▶ [Exercise]
In the entries below, find the lines with the word "teachers" and copy them.
── Record set
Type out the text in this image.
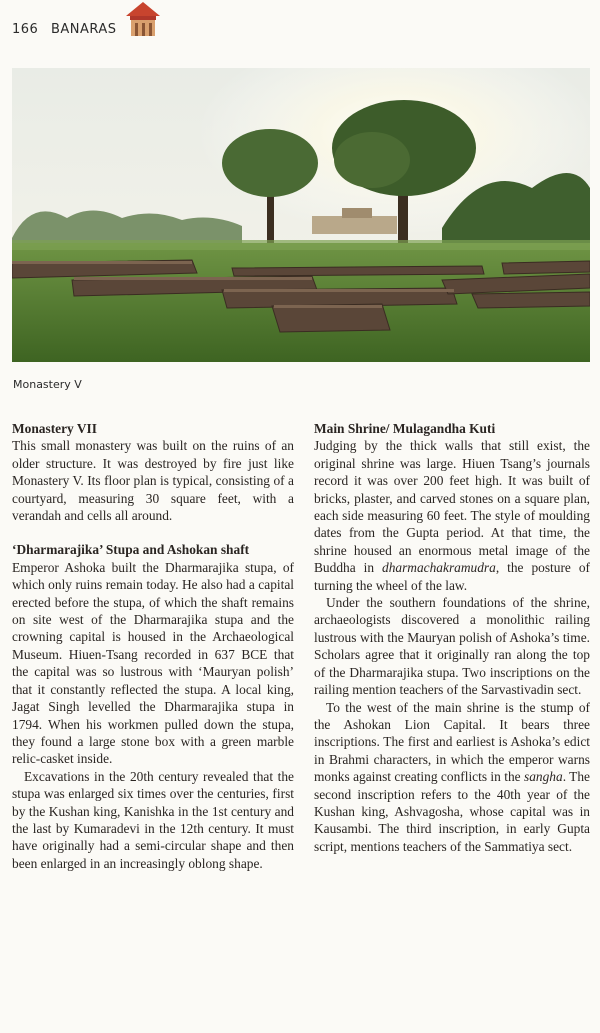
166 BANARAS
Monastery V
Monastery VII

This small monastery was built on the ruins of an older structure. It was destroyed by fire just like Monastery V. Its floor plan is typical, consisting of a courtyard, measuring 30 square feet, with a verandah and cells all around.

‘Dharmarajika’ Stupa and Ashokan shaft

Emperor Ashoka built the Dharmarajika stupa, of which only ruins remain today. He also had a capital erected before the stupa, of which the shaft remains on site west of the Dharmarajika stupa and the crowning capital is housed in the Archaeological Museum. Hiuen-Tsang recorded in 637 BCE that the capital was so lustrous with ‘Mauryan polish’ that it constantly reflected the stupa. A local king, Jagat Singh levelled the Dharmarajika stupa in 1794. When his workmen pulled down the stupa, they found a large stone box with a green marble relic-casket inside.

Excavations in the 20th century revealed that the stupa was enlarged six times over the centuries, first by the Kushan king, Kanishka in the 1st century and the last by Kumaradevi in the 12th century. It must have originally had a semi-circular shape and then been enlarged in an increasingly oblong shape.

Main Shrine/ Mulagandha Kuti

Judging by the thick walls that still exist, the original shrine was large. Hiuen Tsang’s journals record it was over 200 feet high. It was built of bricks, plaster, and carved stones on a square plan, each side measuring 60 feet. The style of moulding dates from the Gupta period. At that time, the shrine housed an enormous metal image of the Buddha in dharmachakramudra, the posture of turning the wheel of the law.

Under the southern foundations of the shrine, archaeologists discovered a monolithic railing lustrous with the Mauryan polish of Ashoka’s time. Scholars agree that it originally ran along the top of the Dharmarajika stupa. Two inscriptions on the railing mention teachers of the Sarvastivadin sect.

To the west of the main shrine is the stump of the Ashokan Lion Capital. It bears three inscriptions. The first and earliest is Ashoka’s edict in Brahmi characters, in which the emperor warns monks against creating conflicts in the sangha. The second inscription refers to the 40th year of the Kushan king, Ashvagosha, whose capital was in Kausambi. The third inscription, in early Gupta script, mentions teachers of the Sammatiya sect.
────
── Record set
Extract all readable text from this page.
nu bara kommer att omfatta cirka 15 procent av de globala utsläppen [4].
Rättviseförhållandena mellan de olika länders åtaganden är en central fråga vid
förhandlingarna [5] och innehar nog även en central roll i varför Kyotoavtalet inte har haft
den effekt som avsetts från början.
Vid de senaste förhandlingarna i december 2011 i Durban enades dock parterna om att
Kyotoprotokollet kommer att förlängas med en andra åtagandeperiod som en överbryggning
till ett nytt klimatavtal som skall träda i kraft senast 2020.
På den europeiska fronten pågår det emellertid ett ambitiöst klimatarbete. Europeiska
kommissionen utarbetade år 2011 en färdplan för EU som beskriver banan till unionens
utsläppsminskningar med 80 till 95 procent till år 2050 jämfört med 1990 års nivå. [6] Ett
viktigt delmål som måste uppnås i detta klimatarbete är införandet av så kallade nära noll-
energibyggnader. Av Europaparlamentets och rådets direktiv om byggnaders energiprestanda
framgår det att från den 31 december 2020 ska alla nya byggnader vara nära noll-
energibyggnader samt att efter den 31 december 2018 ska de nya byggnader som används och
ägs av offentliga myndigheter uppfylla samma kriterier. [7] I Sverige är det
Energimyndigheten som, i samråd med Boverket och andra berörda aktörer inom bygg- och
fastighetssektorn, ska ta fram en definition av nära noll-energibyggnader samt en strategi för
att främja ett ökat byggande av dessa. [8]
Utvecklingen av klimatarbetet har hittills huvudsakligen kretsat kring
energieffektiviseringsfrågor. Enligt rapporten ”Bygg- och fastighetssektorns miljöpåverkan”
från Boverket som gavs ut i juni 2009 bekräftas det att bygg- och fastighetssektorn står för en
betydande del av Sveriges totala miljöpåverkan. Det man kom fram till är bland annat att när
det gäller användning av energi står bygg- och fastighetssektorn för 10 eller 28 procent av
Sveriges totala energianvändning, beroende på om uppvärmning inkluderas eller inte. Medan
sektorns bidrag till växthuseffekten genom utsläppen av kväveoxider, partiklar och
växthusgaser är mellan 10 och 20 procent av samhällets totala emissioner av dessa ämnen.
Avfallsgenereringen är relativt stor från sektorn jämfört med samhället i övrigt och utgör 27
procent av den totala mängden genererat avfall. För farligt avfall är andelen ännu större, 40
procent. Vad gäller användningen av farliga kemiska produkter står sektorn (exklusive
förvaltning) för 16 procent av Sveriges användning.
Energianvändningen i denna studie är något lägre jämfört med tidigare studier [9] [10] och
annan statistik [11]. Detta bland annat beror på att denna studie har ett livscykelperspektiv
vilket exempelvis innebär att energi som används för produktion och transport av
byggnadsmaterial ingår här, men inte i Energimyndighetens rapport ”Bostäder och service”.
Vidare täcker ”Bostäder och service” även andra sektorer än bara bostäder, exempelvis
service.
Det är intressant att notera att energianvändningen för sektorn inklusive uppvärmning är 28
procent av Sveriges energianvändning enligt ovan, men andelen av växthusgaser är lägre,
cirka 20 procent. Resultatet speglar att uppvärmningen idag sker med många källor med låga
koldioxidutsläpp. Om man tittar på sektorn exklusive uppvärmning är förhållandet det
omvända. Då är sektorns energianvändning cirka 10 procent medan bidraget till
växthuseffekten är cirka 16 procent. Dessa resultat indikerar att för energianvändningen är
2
────
▶ [Exercise response]
Under the southern foundations of the shrine, archaeologists discovered a monolithic railing lustrous with the Mauryan polish of Ashoka’s time. Scholars agree that it originally ran along the top of the Dharmarajika stupa. Two inscriptions on the railing mention teachers of the Sarvastivadin sect.
To the west of the main shrine is the stump of the Ashokan Lion Capital. It bears three inscriptions. The first and earliest is Ashoka’s edict in Brahmi characters, in which the emperor warns monks against creating conflicts in the sangha. The second inscription refers to the 40th year of the Kushan king, Ashvagosha, whose capital was in Kausambi. The third inscription, in early Gupta script, mentions teachers of the Sammatiya sect.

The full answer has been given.